··· Supplied data ···

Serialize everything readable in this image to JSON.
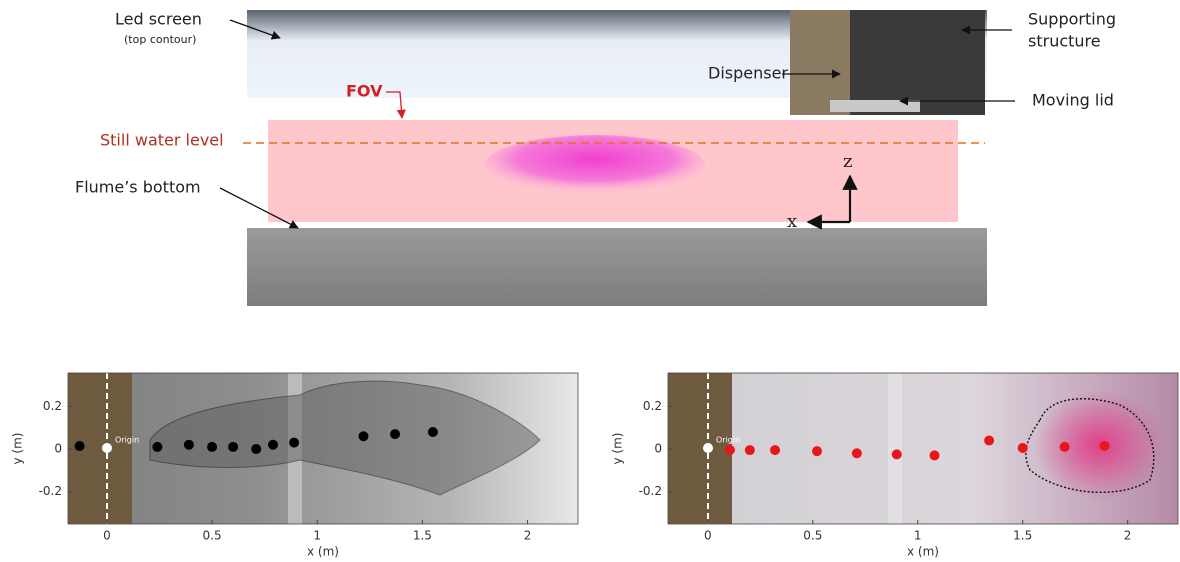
{
  "diagram": {
    "led_screen": "Led screen",
    "led_screen_note": "(top contour)",
    "supporting_structure": [
      "Supporting",
      "structure"
    ],
    "dispenser": "Dispenser",
    "moving_lid": "Moving lid",
    "fov": "FOV",
    "still_water_level": "Still water level",
    "flume_bottom": "Flume’s bottom",
    "axis_z": "z",
    "axis_x": "x"
  },
  "chart_data": [
    {
      "type": "scatter",
      "xlabel": "x (m)",
      "ylabel": "y (m)",
      "origin_label": "Origin",
      "xlim": [
        -0.185,
        2.24
      ],
      "ylim": [
        -0.352,
        0.357
      ],
      "xticks": [
        0,
        0.5,
        1,
        1.5,
        2
      ],
      "yticks": [
        -0.2,
        0,
        0.2
      ],
      "series": [
        {
          "color": "#000000",
          "x": [
            -0.13,
            0.24,
            0.39,
            0.5,
            0.6,
            0.71,
            0.79,
            0.89,
            1.22,
            1.37,
            1.55
          ],
          "values": [
            0.014,
            0.01,
            0.02,
            0.01,
            0.01,
            0.0,
            0.02,
            0.03,
            0.06,
            0.07,
            0.08
          ]
        }
      ]
    },
    {
      "type": "scatter",
      "xlabel": "x (m)",
      "ylabel": "y (m)",
      "origin_label": "Origin",
      "xlim": [
        -0.19,
        2.24
      ],
      "ylim": [
        -0.352,
        0.357
      ],
      "xticks": [
        0,
        0.5,
        1,
        1.5,
        2
      ],
      "yticks": [
        -0.2,
        0,
        0.2
      ],
      "series": [
        {
          "color": "#e8161b",
          "x": [
            0.105,
            0.2,
            0.32,
            0.52,
            0.71,
            0.9,
            1.08,
            1.34,
            1.5,
            1.7,
            1.89
          ],
          "values": [
            -0.005,
            -0.005,
            -0.005,
            -0.01,
            -0.02,
            -0.025,
            -0.03,
            0.04,
            0.005,
            0.01,
            0.015
          ]
        }
      ]
    }
  ]
}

···

Instructions to follow: Repeat the listing verbatim. Skip the pictures.

Final result:
Serialize everything readable in this image to JSON.
{
  "diagram": {
    "led_screen": "Led screen",
    "led_screen_note": "(top contour)",
    "supporting_structure": [
      "Supporting",
      "structure"
    ],
    "dispenser": "Dispenser",
    "moving_lid": "Moving lid",
    "fov": "FOV",
    "still_water_level": "Still water level",
    "flume_bottom": "Flume’s bottom",
    "axis_z": "z",
    "axis_x": "x"
  },
  "chart_data": [
    {
      "type": "scatter",
      "xlabel": "x (m)",
      "ylabel": "y (m)",
      "origin_label": "Origin",
      "xlim": [
        -0.185,
        2.24
      ],
      "ylim": [
        -0.352,
        0.357
      ],
      "xticks": [
        0,
        0.5,
        1,
        1.5,
        2
      ],
      "yticks": [
        -0.2,
        0,
        0.2
      ],
      "series": [
        {
          "color": "#000000",
          "x": [
            -0.13,
            0.24,
            0.39,
            0.5,
            0.6,
            0.71,
            0.79,
            0.89,
            1.22,
            1.37,
            1.55
          ],
          "values": [
            0.014,
            0.01,
            0.02,
            0.01,
            0.01,
            0.0,
            0.02,
            0.03,
            0.06,
            0.07,
            0.08
          ]
        }
      ]
    },
    {
      "type": "scatter",
      "xlabel": "x (m)",
      "ylabel": "y (m)",
      "origin_label": "Origin",
      "xlim": [
        -0.19,
        2.24
      ],
      "ylim": [
        -0.352,
        0.357
      ],
      "xticks": [
        0,
        0.5,
        1,
        1.5,
        2
      ],
      "yticks": [
        -0.2,
        0,
        0.2
      ],
      "series": [
        {
          "color": "#e8161b",
          "x": [
            0.105,
            0.2,
            0.32,
            0.52,
            0.71,
            0.9,
            1.08,
            1.34,
            1.5,
            1.7,
            1.89
          ],
          "values": [
            -0.005,
            -0.005,
            -0.005,
            -0.01,
            -0.02,
            -0.025,
            -0.03,
            0.04,
            0.005,
            0.01,
            0.015
          ]
        }
      ]
    }
  ]
}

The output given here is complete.